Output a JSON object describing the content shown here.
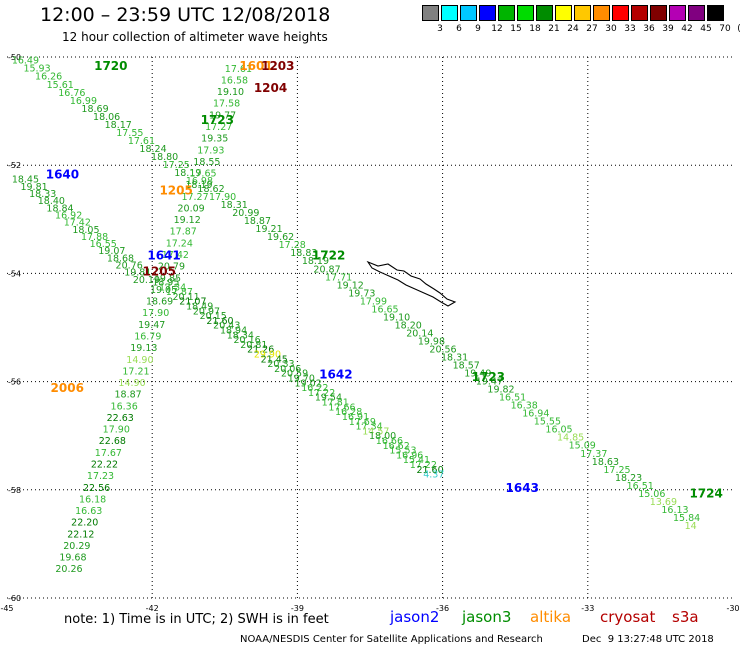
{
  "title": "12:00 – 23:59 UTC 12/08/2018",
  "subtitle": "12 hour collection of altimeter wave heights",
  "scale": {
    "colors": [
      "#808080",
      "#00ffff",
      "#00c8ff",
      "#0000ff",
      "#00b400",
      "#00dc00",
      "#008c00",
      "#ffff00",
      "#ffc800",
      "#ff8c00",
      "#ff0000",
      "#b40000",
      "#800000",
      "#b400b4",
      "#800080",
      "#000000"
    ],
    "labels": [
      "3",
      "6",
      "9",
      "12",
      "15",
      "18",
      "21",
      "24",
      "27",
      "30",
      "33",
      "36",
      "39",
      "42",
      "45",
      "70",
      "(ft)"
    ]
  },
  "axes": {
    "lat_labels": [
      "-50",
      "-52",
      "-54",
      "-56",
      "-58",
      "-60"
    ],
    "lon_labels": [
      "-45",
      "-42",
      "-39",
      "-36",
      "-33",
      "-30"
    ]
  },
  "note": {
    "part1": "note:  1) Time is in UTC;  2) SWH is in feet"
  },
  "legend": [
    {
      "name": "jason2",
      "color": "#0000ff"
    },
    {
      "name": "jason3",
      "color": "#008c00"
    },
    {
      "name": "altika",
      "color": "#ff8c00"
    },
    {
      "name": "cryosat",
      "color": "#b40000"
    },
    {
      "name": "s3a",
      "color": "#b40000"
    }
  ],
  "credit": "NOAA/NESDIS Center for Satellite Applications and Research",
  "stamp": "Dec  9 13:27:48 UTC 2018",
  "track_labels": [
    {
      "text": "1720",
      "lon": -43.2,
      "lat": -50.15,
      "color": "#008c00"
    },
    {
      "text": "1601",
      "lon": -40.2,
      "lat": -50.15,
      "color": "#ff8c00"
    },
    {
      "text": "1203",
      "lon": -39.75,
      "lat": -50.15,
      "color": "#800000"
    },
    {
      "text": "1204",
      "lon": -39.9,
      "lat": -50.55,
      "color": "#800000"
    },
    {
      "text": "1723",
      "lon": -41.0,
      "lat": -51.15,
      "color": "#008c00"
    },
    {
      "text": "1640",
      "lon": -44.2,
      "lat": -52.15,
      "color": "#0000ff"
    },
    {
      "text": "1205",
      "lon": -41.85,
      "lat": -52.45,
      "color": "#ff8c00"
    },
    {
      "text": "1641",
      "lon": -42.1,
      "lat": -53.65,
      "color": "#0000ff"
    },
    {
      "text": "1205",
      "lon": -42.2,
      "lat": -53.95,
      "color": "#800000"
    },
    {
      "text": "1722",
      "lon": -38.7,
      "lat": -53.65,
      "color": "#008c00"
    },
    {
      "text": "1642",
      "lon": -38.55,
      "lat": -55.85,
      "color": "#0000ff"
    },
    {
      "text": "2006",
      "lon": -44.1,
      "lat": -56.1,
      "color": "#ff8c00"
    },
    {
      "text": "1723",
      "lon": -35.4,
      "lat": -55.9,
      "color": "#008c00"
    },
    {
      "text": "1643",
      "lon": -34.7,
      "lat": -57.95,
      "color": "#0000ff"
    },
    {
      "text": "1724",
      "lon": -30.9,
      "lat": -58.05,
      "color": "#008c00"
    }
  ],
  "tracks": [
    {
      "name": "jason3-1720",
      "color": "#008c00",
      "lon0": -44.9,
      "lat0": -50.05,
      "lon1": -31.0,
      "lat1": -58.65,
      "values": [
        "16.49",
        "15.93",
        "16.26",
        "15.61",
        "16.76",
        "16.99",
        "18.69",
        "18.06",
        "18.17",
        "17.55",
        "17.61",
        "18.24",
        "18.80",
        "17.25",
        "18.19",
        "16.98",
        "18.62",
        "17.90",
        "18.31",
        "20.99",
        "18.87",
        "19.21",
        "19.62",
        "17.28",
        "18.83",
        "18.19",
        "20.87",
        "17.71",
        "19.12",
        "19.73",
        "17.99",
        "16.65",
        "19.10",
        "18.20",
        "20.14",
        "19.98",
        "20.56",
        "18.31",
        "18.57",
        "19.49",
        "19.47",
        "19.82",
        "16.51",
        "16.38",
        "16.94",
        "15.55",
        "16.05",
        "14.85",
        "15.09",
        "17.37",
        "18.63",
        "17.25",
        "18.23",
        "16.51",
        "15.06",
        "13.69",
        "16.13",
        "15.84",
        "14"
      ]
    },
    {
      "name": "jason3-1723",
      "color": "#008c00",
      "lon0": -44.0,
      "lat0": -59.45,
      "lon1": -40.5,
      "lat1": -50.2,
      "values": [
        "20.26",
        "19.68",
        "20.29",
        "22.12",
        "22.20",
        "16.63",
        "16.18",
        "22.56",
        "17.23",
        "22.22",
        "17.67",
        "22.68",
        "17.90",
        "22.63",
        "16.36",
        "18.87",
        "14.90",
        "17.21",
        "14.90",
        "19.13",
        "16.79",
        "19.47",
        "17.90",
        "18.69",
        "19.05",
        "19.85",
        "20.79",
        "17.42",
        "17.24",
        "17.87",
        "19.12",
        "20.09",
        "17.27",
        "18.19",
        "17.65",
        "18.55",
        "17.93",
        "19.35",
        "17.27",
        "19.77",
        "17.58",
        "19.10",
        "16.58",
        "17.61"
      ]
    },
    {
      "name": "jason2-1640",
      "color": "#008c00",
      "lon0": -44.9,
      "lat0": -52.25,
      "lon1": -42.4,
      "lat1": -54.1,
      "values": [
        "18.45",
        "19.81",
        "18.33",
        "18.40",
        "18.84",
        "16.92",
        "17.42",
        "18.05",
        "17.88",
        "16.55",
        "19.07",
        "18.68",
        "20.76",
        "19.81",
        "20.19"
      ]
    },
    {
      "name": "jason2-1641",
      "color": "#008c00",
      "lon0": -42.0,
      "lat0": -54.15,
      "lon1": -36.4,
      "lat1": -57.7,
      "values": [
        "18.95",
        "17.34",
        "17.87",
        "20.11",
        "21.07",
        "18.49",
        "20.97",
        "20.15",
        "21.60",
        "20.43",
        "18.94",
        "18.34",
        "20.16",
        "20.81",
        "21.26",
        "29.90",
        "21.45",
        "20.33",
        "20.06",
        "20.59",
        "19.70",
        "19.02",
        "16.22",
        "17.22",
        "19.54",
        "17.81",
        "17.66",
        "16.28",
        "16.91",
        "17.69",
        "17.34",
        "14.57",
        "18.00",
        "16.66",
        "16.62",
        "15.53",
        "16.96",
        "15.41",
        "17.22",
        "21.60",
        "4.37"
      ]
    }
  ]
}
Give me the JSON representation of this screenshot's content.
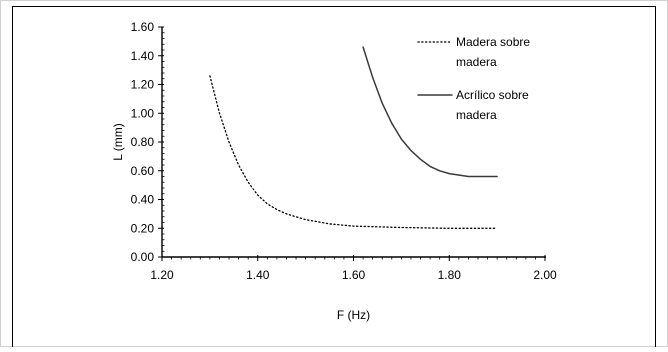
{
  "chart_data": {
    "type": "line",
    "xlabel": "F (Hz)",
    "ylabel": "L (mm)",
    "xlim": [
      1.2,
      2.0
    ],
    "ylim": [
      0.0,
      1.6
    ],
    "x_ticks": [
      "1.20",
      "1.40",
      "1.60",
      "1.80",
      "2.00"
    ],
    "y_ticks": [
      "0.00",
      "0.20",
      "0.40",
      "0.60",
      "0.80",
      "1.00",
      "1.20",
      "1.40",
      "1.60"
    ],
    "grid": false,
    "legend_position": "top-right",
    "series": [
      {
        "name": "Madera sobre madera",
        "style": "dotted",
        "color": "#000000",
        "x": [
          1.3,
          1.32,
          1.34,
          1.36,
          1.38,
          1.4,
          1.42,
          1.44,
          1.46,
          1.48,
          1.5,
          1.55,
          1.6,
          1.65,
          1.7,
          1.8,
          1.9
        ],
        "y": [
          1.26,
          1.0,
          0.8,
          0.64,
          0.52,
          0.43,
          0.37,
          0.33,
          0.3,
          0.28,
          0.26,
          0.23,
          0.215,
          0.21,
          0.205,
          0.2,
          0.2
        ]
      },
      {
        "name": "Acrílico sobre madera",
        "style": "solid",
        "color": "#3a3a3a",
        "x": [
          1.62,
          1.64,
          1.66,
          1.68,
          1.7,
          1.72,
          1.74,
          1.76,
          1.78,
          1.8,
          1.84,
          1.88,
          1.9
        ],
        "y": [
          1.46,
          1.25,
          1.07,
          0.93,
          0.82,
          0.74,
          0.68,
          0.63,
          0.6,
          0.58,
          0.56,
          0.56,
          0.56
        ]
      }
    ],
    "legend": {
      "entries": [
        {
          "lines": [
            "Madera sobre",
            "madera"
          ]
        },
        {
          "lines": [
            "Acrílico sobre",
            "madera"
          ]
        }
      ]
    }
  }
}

====

→ PROBLEM TO WORK ON:
Search the records for the string "sobre" and return every line in which it occurs.

→ COMPLETE RESPONSE:
        "name": "Madera sobre madera",
        "name": "Acrílico sobre madera",
            "Madera sobre",
            "Acrílico sobre",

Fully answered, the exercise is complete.